━━ Data provided ━━

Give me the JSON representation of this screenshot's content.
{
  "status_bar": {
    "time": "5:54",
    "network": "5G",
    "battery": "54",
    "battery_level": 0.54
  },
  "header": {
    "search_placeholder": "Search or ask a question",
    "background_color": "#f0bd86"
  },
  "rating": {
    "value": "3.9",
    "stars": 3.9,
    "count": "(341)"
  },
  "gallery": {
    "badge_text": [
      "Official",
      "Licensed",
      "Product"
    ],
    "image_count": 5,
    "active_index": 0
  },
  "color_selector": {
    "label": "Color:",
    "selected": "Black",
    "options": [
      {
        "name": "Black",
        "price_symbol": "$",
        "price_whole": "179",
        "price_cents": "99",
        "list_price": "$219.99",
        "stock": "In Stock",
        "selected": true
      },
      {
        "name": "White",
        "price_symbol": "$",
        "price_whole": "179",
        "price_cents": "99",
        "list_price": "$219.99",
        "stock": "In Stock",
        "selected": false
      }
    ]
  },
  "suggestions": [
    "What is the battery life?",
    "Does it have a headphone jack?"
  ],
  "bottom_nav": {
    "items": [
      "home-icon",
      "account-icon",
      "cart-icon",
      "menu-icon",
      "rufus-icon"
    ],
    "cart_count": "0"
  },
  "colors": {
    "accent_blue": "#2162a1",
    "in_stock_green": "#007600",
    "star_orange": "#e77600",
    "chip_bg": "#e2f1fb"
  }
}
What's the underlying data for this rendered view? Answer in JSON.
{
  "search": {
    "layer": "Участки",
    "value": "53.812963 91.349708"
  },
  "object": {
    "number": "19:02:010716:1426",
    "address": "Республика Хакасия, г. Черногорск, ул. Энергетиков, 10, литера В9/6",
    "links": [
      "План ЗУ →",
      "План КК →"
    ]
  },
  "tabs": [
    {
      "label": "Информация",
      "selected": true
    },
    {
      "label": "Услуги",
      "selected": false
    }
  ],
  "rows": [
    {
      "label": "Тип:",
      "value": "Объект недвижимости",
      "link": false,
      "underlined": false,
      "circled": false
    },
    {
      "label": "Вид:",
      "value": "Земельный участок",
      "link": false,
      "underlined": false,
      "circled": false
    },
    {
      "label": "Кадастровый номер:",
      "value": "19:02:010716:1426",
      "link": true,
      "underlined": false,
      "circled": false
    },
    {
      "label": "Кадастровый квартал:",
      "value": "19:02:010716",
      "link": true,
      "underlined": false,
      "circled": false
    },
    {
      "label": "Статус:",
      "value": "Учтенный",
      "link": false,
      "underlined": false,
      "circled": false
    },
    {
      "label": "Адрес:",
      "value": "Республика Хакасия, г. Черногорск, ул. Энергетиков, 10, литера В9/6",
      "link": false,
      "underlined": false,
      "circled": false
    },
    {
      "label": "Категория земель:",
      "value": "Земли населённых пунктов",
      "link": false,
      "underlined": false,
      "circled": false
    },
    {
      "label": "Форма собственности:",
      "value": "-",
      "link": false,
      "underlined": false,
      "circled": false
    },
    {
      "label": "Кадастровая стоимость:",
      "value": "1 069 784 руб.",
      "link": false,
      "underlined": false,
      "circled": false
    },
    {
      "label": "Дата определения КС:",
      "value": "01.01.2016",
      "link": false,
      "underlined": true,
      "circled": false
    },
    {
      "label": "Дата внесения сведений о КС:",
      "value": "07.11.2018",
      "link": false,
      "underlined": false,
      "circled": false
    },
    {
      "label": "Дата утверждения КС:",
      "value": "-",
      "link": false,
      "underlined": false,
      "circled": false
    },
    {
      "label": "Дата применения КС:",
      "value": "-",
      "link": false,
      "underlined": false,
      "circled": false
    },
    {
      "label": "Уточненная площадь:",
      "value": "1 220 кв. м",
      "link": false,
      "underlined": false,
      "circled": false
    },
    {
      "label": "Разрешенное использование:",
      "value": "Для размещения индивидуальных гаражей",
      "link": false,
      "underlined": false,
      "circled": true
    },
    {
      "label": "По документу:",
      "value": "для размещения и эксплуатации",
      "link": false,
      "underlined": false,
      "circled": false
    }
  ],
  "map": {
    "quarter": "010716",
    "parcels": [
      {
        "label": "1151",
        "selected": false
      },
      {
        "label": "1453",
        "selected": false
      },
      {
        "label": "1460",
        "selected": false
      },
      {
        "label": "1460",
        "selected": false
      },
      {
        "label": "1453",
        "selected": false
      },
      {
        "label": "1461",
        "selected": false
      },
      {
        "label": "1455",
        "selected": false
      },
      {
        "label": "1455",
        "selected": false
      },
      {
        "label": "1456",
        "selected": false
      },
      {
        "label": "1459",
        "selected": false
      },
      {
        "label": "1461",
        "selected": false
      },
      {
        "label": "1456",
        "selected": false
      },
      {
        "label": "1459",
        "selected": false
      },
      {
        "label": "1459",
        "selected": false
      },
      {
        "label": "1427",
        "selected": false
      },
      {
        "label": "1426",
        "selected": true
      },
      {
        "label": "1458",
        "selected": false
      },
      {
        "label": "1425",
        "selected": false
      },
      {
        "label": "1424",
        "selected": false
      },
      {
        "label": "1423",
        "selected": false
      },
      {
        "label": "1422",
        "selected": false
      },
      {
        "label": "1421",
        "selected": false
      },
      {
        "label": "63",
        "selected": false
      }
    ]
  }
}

━━━

• [Job] Quote every line of the data, word for word.

• [Correct answer]
Give me the JSON representation of this screenshot's content.
{
  "status_bar": {
    "time": "5:54",
    "network": "5G",
    "battery": "54",
    "battery_level": 0.54
  },
  "header": {
    "search_placeholder": "Search or ask a question",
    "background_color": "#f0bd86"
  },
  "rating": {
    "value": "3.9",
    "stars": 3.9,
    "count": "(341)"
  },
  "gallery": {
    "badge_text": [
      "Official",
      "Licensed",
      "Product"
    ],
    "image_count": 5,
    "active_index": 0
  },
  "color_selector": {
    "label": "Color:",
    "selected": "Black",
    "options": [
      {
        "name": "Black",
        "price_symbol": "$",
        "price_whole": "179",
        "price_cents": "99",
        "list_price": "$219.99",
        "stock": "In Stock",
        "selected": true
      },
      {
        "name": "White",
        "price_symbol": "$",
        "price_whole": "179",
        "price_cents": "99",
        "list_price": "$219.99",
        "stock": "In Stock",
        "selected": false
      }
    ]
  },
  "suggestions": [
    "What is the battery life?",
    "Does it have a headphone jack?"
  ],
  "bottom_nav": {
    "items": [
      "home-icon",
      "account-icon",
      "cart-icon",
      "menu-icon",
      "rufus-icon"
    ],
    "cart_count": "0"
  },
  "colors": {
    "accent_blue": "#2162a1",
    "in_stock_green": "#007600",
    "star_orange": "#e77600",
    "chip_bg": "#e2f1fb"
  }
}
What's the underlying data for this rendered view? Answer in JSON.
{
  "search": {
    "layer": "Участки",
    "value": "53.812963 91.349708"
  },
  "object": {
    "number": "19:02:010716:1426",
    "address": "Республика Хакасия, г. Черногорск, ул. Энергетиков, 10, литера В9/6",
    "links": [
      "План ЗУ →",
      "План КК →"
    ]
  },
  "tabs": [
    {
      "label": "Информация",
      "selected": true
    },
    {
      "label": "Услуги",
      "selected": false
    }
  ],
  "rows": [
    {
      "label": "Тип:",
      "value": "Объект недвижимости",
      "link": false,
      "underlined": false,
      "circled": false
    },
    {
      "label": "Вид:",
      "value": "Земельный участок",
      "link": false,
      "underlined": false,
      "circled": false
    },
    {
      "label": "Кадастровый номер:",
      "value": "19:02:010716:1426",
      "link": true,
      "underlined": false,
      "circled": false
    },
    {
      "label": "Кадастровый квартал:",
      "value": "19:02:010716",
      "link": true,
      "underlined": false,
      "circled": false
    },
    {
      "label": "Статус:",
      "value": "Учтенный",
      "link": false,
      "underlined": false,
      "circled": false
    },
    {
      "label": "Адрес:",
      "value": "Республика Хакасия, г. Черногорск, ул. Энергетиков, 10, литера В9/6",
      "link": false,
      "underlined": false,
      "circled": false
    },
    {
      "label": "Категория земель:",
      "value": "Земли населённых пунктов",
      "link": false,
      "underlined": false,
      "circled": false
    },
    {
      "label": "Форма собственности:",
      "value": "-",
      "link": false,
      "underlined": false,
      "circled": false
    },
    {
      "label": "Кадастровая стоимость:",
      "value": "1 069 784 руб.",
      "link": false,
      "underlined": false,
      "circled": false
    },
    {
      "label": "Дата определения КС:",
      "value": "01.01.2016",
      "link": false,
      "underlined": true,
      "circled": false
    },
    {
      "label": "Дата внесения сведений о КС:",
      "value": "07.11.2018",
      "link": false,
      "underlined": false,
      "circled": false
    },
    {
      "label": "Дата утверждения КС:",
      "value": "-",
      "link": false,
      "underlined": false,
      "circled": false
    },
    {
      "label": "Дата применения КС:",
      "value": "-",
      "link": false,
      "underlined": false,
      "circled": false
    },
    {
      "label": "Уточненная площадь:",
      "value": "1 220 кв. м",
      "link": false,
      "underlined": false,
      "circled": false
    },
    {
      "label": "Разрешенное использование:",
      "value": "Для размещения индивидуальных гаражей",
      "link": false,
      "underlined": false,
      "circled": true
    },
    {
      "label": "По документу:",
      "value": "для размещения и эксплуатации",
      "link": false,
      "underlined": false,
      "circled": false
    }
  ],
  "map": {
    "quarter": "010716",
    "parcels": [
      {
        "label": "1151",
        "selected": false
      },
      {
        "label": "1453",
        "selected": false
      },
      {
        "label": "1460",
        "selected": false
      },
      {
        "label": "1460",
        "selected": false
      },
      {
        "label": "1453",
        "selected": false
      },
      {
        "label": "1461",
        "selected": false
      },
      {
        "label": "1455",
        "selected": false
      },
      {
        "label": "1455",
        "selected": false
      },
      {
        "label": "1456",
        "selected": false
      },
      {
        "label": "1459",
        "selected": false
      },
      {
        "label": "1461",
        "selected": false
      },
      {
        "label": "1456",
        "selected": false
      },
      {
        "label": "1459",
        "selected": false
      },
      {
        "label": "1459",
        "selected": false
      },
      {
        "label": "1427",
        "selected": false
      },
      {
        "label": "1426",
        "selected": true
      },
      {
        "label": "1458",
        "selected": false
      },
      {
        "label": "1425",
        "selected": false
      },
      {
        "label": "1424",
        "selected": false
      },
      {
        "label": "1423",
        "selected": false
      },
      {
        "label": "1422",
        "selected": false
      },
      {
        "label": "1421",
        "selected": false
      },
      {
        "label": "63",
        "selected": false
      }
    ]
  }
}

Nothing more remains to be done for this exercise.